Type out all the records word for word. Any pictures are to be left out.

(Collected data entries)
•••

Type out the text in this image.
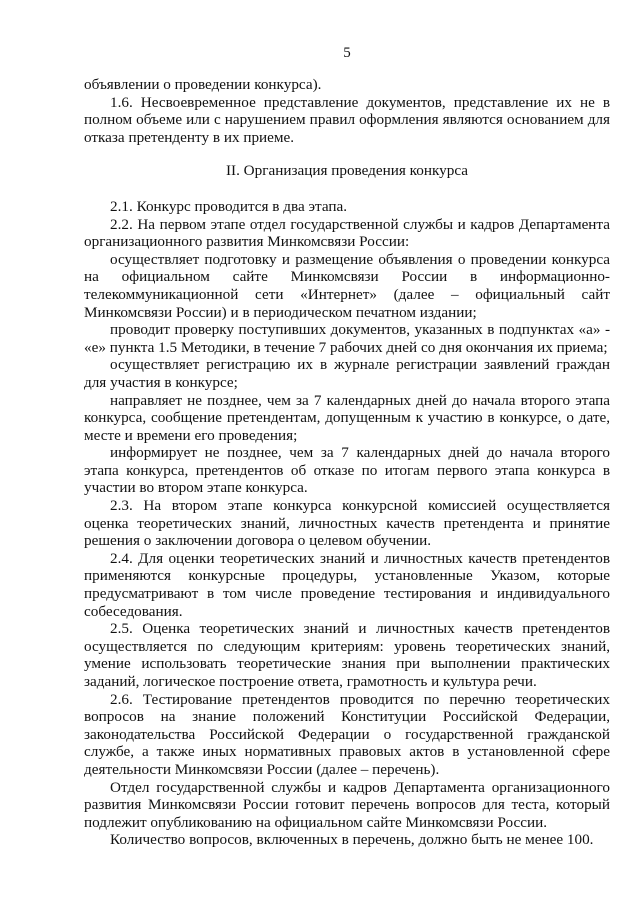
5

объявлении о проведении конкурса).

1.6. Несвоевременное представление документов, представление их не в полном объеме или с нарушением правил оформления являются основанием для отказа претенденту в их приеме.

II. Организация проведения конкурса

2.1. Конкурс проводится в два этапа.

2.2. На первом этапе отдел государственной службы и кадров Департамента организационного развития Минкомсвязи России:

осуществляет подготовку и размещение объявления о проведении конкурса на официальном сайте Минкомсвязи России в информационно-телекоммуникационной сети «Интернет» (далее – официальный сайт Минкомсвязи России) и в периодическом печатном издании;

проводит проверку поступивших документов, указанных в подпунктах «а» - «е» пункта 1.5 Методики, в течение 7 рабочих дней со дня окончания их приема;

осуществляет регистрацию их в журнале регистрации заявлений граждан для участия в конкурсе;

направляет не позднее, чем за 7 календарных дней до начала второго этапа конкурса, сообщение претендентам, допущенным к участию в конкурсе, о дате, месте и времени его проведения;

информирует не позднее, чем за 7 календарных дней до начала второго этапа конкурса, претендентов об отказе по итогам первого этапа конкурса в участии во втором этапе конкурса.

2.3. На втором этапе конкурса конкурсной комиссией осуществляется оценка теоретических знаний, личностных качеств претендента и принятие решения о заключении договора о целевом обучении.

2.4. Для оценки теоретических знаний и личностных качеств претендентов применяются конкурсные процедуры, установленные Указом, которые предусматривают в том числе проведение тестирования и индивидуального собеседования.

2.5. Оценка теоретических знаний и личностных качеств претендентов осуществляется по следующим критериям: уровень теоретических знаний, умение использовать теоретические знания при выполнении практических заданий, логическое построение ответа, грамотность и культура речи.

2.6. Тестирование претендентов проводится по перечню теоретических вопросов на знание положений Конституции Российской Федерации, законодательства Российской Федерации о государственной гражданской службе, а также иных нормативных правовых актов в установленной сфере деятельности Минкомсвязи России (далее – перечень).

Отдел государственной службы и кадров Департамента организационного развития Минкомсвязи России готовит перечень вопросов для теста, который подлежит опубликованию на официальном сайте Минкомсвязи России.

Количество вопросов, включенных в перечень, должно быть не менее 100.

•••

#### Completed exercise:
Type out the text in this image.
5

объявлении о проведении конкурса).

1.6. Несвоевременное представление документов, представление их не в полном объеме или с нарушением правил оформления являются основанием для отказа претенденту в их приеме.

II. Организация проведения конкурса

2.1. Конкурс проводится в два этапа.

2.2. На первом этапе отдел государственной службы и кадров Департамента организационного развития Минкомсвязи России:

осуществляет подготовку и размещение объявления о проведении конкурса на официальном сайте Минкомсвязи России в информационно-телекоммуникационной сети «Интернет» (далее – официальный сайт Минкомсвязи России) и в периодическом печатном издании;

проводит проверку поступивших документов, указанных в подпунктах «а» - «е» пункта 1.5 Методики, в течение 7 рабочих дней со дня окончания их приема;

осуществляет регистрацию их в журнале регистрации заявлений граждан для участия в конкурсе;

направляет не позднее, чем за 7 календарных дней до начала второго этапа конкурса, сообщение претендентам, допущенным к участию в конкурсе, о дате, месте и времени его проведения;

информирует не позднее, чем за 7 календарных дней до начала второго этапа конкурса, претендентов об отказе по итогам первого этапа конкурса в участии во втором этапе конкурса.

2.3. На втором этапе конкурса конкурсной комиссией осуществляется оценка теоретических знаний, личностных качеств претендента и принятие решения о заключении договора о целевом обучении.

2.4. Для оценки теоретических знаний и личностных качеств претендентов применяются конкурсные процедуры, установленные Указом, которые предусматривают в том числе проведение тестирования и индивидуального собеседования.

2.5. Оценка теоретических знаний и личностных качеств претендентов осуществляется по следующим критериям: уровень теоретических знаний, умение использовать теоретические знания при выполнении практических заданий, логическое построение ответа, грамотность и культура речи.

2.6. Тестирование претендентов проводится по перечню теоретических вопросов на знание положений Конституции Российской Федерации, законодательства Российской Федерации о государственной гражданской службе, а также иных нормативных правовых актов в установленной сфере деятельности Минкомсвязи России (далее – перечень).

Отдел государственной службы и кадров Департамента организационного развития Минкомсвязи России готовит перечень вопросов для теста, который подлежит опубликованию на официальном сайте Минкомсвязи России.

Количество вопросов, включенных в перечень, должно быть не менее 100.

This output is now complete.